» What you are asked to do
Reproduce the entire listing word for word.
━━ Material provided
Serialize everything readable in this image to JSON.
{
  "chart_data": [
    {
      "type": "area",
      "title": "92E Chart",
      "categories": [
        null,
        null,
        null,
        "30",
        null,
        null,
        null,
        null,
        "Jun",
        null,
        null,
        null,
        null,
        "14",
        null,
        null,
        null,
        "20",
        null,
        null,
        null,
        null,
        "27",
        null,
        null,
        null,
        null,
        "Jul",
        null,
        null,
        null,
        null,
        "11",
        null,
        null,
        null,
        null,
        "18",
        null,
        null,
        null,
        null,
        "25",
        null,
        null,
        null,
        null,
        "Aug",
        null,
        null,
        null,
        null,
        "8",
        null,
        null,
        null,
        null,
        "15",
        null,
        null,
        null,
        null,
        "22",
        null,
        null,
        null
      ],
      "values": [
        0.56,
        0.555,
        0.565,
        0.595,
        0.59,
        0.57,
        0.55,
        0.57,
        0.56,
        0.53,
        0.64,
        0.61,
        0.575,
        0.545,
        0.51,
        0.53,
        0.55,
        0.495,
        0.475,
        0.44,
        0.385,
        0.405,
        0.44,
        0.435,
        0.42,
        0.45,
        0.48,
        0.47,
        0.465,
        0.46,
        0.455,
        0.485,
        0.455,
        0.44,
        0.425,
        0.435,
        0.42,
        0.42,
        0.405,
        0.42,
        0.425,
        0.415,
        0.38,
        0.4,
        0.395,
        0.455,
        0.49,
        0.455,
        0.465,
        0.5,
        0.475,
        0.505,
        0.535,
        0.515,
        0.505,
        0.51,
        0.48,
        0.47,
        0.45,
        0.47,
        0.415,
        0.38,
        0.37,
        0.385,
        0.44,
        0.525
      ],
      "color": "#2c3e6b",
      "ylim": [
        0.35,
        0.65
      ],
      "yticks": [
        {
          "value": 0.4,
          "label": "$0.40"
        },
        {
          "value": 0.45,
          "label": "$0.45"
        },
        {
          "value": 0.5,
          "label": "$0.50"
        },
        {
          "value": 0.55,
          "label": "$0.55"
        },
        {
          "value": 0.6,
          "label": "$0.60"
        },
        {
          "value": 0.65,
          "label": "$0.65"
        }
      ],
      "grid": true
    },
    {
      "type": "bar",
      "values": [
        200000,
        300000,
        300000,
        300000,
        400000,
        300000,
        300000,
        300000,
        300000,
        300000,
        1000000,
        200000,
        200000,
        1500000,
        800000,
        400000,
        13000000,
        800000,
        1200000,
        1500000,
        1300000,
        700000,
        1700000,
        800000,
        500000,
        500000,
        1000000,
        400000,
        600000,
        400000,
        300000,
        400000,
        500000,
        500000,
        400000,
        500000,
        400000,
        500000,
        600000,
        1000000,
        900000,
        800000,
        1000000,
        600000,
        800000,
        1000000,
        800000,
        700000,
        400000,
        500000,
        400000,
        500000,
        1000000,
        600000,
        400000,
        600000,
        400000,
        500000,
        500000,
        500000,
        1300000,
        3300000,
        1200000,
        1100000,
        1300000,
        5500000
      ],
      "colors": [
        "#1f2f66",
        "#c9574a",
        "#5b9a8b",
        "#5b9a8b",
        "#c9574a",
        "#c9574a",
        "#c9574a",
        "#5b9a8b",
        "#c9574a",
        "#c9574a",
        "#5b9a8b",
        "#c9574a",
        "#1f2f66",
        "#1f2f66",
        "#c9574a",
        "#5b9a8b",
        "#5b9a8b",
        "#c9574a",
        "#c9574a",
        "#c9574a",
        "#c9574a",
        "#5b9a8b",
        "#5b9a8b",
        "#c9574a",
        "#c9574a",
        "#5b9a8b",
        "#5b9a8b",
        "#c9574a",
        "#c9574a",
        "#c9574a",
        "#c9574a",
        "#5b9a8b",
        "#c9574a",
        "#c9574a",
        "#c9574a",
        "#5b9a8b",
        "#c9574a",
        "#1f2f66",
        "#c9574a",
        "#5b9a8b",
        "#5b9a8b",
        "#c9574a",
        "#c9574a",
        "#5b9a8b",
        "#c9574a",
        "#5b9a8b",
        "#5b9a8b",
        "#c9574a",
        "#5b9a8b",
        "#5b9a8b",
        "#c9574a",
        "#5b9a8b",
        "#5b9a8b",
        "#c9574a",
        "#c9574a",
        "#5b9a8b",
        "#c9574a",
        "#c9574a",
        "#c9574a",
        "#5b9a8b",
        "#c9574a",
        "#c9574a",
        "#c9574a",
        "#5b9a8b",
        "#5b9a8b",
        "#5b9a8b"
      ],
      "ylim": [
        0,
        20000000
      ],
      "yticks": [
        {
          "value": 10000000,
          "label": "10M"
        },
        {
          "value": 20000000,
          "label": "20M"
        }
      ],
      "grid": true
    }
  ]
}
━━━━
» The output
Serialize everything readable in this image to JSON.
{
  "chart_data": [
    {
      "type": "area",
      "title": "92E Chart",
      "categories": [
        null,
        null,
        null,
        "30",
        null,
        null,
        null,
        null,
        "Jun",
        null,
        null,
        null,
        null,
        "14",
        null,
        null,
        null,
        "20",
        null,
        null,
        null,
        null,
        "27",
        null,
        null,
        null,
        null,
        "Jul",
        null,
        null,
        null,
        null,
        "11",
        null,
        null,
        null,
        null,
        "18",
        null,
        null,
        null,
        null,
        "25",
        null,
        null,
        null,
        null,
        "Aug",
        null,
        null,
        null,
        null,
        "8",
        null,
        null,
        null,
        null,
        "15",
        null,
        null,
        null,
        null,
        "22",
        null,
        null,
        null
      ],
      "values": [
        0.56,
        0.555,
        0.565,
        0.595,
        0.59,
        0.57,
        0.55,
        0.57,
        0.56,
        0.53,
        0.64,
        0.61,
        0.575,
        0.545,
        0.51,
        0.53,
        0.55,
        0.495,
        0.475,
        0.44,
        0.385,
        0.405,
        0.44,
        0.435,
        0.42,
        0.45,
        0.48,
        0.47,
        0.465,
        0.46,
        0.455,
        0.485,
        0.455,
        0.44,
        0.425,
        0.435,
        0.42,
        0.42,
        0.405,
        0.42,
        0.425,
        0.415,
        0.38,
        0.4,
        0.395,
        0.455,
        0.49,
        0.455,
        0.465,
        0.5,
        0.475,
        0.505,
        0.535,
        0.515,
        0.505,
        0.51,
        0.48,
        0.47,
        0.45,
        0.47,
        0.415,
        0.38,
        0.37,
        0.385,
        0.44,
        0.525
      ],
      "color": "#2c3e6b",
      "ylim": [
        0.35,
        0.65
      ],
      "yticks": [
        {
          "value": 0.4,
          "label": "$0.40"
        },
        {
          "value": 0.45,
          "label": "$0.45"
        },
        {
          "value": 0.5,
          "label": "$0.50"
        },
        {
          "value": 0.55,
          "label": "$0.55"
        },
        {
          "value": 0.6,
          "label": "$0.60"
        },
        {
          "value": 0.65,
          "label": "$0.65"
        }
      ],
      "grid": true
    },
    {
      "type": "bar",
      "values": [
        200000,
        300000,
        300000,
        300000,
        400000,
        300000,
        300000,
        300000,
        300000,
        300000,
        1000000,
        200000,
        200000,
        1500000,
        800000,
        400000,
        13000000,
        800000,
        1200000,
        1500000,
        1300000,
        700000,
        1700000,
        800000,
        500000,
        500000,
        1000000,
        400000,
        600000,
        400000,
        300000,
        400000,
        500000,
        500000,
        400000,
        500000,
        400000,
        500000,
        600000,
        1000000,
        900000,
        800000,
        1000000,
        600000,
        800000,
        1000000,
        800000,
        700000,
        400000,
        500000,
        400000,
        500000,
        1000000,
        600000,
        400000,
        600000,
        400000,
        500000,
        500000,
        500000,
        1300000,
        3300000,
        1200000,
        1100000,
        1300000,
        5500000
      ],
      "colors": [
        "#1f2f66",
        "#c9574a",
        "#5b9a8b",
        "#5b9a8b",
        "#c9574a",
        "#c9574a",
        "#c9574a",
        "#5b9a8b",
        "#c9574a",
        "#c9574a",
        "#5b9a8b",
        "#c9574a",
        "#1f2f66",
        "#1f2f66",
        "#c9574a",
        "#5b9a8b",
        "#5b9a8b",
        "#c9574a",
        "#c9574a",
        "#c9574a",
        "#c9574a",
        "#5b9a8b",
        "#5b9a8b",
        "#c9574a",
        "#c9574a",
        "#5b9a8b",
        "#5b9a8b",
        "#c9574a",
        "#c9574a",
        "#c9574a",
        "#c9574a",
        "#5b9a8b",
        "#c9574a",
        "#c9574a",
        "#c9574a",
        "#5b9a8b",
        "#c9574a",
        "#1f2f66",
        "#c9574a",
        "#5b9a8b",
        "#5b9a8b",
        "#c9574a",
        "#c9574a",
        "#5b9a8b",
        "#c9574a",
        "#5b9a8b",
        "#5b9a8b",
        "#c9574a",
        "#5b9a8b",
        "#5b9a8b",
        "#c9574a",
        "#5b9a8b",
        "#5b9a8b",
        "#c9574a",
        "#c9574a",
        "#5b9a8b",
        "#c9574a",
        "#c9574a",
        "#c9574a",
        "#5b9a8b",
        "#c9574a",
        "#c9574a",
        "#c9574a",
        "#5b9a8b",
        "#5b9a8b",
        "#5b9a8b"
      ],
      "ylim": [
        0,
        20000000
      ],
      "yticks": [
        {
          "value": 10000000,
          "label": "10M"
        },
        {
          "value": 20000000,
          "label": "20M"
        }
      ],
      "grid": true
    }
  ]
}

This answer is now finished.